Curiosamente, foi exatamente após a aprovação da reforma que o desemprego passou a cair com relação ao mesmo trimestre do ano anterior. Durante todo o ano de 2017, já estava em curso uma desaceleração. Isso só se transformou em queda no fim do ano, coincidindo com a reforma trabalhista.
Não faz sentido estatístico comparar novembro e junho. Se Ciro, Boulos, Globo e Folha buscassem um peso e uma medida, a conclusão seria oposta: aplicando a mesma lógica às novas evidências, todos eles deveriam sugerir que a reforma trabalhista gerou empregos. E mesmo se fizessem isso, continuariam errados, mas por outro motivo.
Relações de causalidade – dizer “X causa Y” – são muito difíceis em ciências sociais. Diversos fatores podem afetar a taxa de desemprego, além da reforma. Um bom estatístico até seria capaz de controlar as outras variáveis para estimar o impacto das novas normas, mas o trabalho ainda é impossível para uma reforma que ocorreu meses atrás. E mesmo assim, seria uma estimação merecedora de cautela.

Tarefas escritas —
1. De acordo com o texto sobre a reforma trabalhista, em que momento o desemprego começou a cair em relação ao mesmo trimestre do ano anterior?
2. Reescreva de forma mais breve o parágrafo do texto sobre a reforma trabalhista que começa com "Relações de causalidade", mantendo seus fatos principais.
3. Dê continuidade ao texto sobre a reforma trabalhista a partir do ponto em que ele termina.

Anotações de caixas delimitadoras —
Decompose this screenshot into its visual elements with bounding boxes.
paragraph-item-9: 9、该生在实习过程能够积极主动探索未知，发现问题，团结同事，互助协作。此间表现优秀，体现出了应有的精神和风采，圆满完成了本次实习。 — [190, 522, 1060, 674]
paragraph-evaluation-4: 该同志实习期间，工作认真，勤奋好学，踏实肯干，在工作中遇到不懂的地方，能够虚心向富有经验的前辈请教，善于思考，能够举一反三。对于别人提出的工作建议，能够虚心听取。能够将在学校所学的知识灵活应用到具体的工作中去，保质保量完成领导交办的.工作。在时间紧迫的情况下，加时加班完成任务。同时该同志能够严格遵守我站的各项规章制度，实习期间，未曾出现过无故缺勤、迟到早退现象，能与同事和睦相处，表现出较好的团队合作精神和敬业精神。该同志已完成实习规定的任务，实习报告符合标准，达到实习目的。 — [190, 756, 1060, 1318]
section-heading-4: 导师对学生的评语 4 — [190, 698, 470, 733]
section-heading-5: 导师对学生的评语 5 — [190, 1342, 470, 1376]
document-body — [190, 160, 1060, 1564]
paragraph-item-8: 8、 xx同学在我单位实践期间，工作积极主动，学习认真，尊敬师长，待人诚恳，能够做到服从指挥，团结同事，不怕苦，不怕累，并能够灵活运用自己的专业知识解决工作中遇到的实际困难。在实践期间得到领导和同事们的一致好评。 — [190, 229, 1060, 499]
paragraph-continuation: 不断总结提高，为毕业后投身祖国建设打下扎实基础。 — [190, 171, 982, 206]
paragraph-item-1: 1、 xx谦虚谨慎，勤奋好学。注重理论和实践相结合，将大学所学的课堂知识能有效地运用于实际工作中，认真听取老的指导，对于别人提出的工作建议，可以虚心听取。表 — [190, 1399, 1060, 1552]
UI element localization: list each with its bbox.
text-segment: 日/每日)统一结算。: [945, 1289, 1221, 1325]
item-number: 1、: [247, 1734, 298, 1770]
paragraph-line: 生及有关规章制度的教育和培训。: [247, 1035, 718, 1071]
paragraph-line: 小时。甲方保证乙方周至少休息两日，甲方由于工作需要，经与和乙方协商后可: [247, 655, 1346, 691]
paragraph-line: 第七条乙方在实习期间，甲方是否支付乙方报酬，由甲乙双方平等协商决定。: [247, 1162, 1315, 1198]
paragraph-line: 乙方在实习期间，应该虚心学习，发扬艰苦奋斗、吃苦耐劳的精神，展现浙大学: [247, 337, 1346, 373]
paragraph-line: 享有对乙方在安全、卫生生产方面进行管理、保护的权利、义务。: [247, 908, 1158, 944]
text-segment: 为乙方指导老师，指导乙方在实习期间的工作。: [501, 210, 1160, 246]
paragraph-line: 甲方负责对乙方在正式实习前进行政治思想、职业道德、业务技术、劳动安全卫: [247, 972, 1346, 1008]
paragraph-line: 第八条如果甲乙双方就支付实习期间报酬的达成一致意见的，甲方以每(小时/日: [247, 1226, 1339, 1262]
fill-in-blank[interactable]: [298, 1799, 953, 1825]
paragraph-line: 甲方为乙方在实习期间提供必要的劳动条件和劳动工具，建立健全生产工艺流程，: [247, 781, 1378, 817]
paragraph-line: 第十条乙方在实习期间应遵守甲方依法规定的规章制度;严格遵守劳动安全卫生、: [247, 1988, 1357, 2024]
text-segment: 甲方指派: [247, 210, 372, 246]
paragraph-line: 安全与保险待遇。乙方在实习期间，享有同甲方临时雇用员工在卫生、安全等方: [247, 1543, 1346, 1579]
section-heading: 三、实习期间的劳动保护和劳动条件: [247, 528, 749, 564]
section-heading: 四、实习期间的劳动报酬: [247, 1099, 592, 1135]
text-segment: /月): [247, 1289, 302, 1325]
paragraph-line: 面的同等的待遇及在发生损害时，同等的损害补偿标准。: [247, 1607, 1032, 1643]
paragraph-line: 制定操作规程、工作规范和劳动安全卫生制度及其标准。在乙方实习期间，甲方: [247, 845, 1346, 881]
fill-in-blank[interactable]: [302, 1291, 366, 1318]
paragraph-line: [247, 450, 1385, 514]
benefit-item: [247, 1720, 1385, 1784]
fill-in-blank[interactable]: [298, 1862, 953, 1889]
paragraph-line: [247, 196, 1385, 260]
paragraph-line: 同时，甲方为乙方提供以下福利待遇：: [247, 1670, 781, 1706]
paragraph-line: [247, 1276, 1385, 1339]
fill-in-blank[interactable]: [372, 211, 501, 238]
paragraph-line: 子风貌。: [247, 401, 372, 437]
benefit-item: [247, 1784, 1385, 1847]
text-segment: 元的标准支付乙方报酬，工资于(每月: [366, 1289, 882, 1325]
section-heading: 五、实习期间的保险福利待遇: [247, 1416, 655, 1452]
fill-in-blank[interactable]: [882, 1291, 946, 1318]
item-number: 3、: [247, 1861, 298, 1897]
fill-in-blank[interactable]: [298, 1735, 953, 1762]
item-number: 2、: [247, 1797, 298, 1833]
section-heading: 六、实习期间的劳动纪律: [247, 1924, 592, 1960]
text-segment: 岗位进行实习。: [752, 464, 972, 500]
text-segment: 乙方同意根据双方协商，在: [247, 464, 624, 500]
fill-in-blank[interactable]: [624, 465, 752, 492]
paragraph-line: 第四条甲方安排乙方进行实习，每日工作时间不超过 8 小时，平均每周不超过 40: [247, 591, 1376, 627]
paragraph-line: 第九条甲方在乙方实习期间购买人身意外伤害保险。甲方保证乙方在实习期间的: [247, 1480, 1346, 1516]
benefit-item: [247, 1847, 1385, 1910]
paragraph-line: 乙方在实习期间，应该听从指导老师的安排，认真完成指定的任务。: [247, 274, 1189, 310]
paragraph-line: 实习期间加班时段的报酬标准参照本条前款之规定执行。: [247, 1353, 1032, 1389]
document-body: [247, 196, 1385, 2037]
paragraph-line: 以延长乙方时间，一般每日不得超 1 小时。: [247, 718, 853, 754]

Respostas —
1. Exatamente após a aprovação da reforma.

2. Afirmar que algo causa outra coisa é muito difícil nas ciências sociais, pois vários fatores além da reforma afetam o desemprego. Um bom estatístico poderia controlar as demais variáveis para estimar o impacto das novas normas. Isso, porém, ainda é impossível para uma reforma de poucos meses, e mesmo essa estimativa mereceria cautela.

3.
Além disso, há um problema teórico na narrativa. Toda estimativa de impacto deve ter por trás uma teoria da mudança. A teoria da mudança para a reforma trabalhista envolve a mudança do ambiente institucional, que passa a ver alguns contratos de trabalho de outra forma.
É importantíssimo compreender que, seja qual for sua opinião sobre a reformas, as instituições brasileiras nem mesmo sabem como lidar com a mudança. A Justiça Trabalhista tem protestado contra algumas delas e ainda não se formou uma jurisprudência clara, definindo como os casos serão julgados.
O verdadeiro efeito da reforma trabalhista ainda nem podem ser estimados, porque não se sabe ao certo como o projeto vai se transformar em novas práticas. Antes dessas questões serem pacificadas, é impossível medir seus efeitos na vida dos brasileiros.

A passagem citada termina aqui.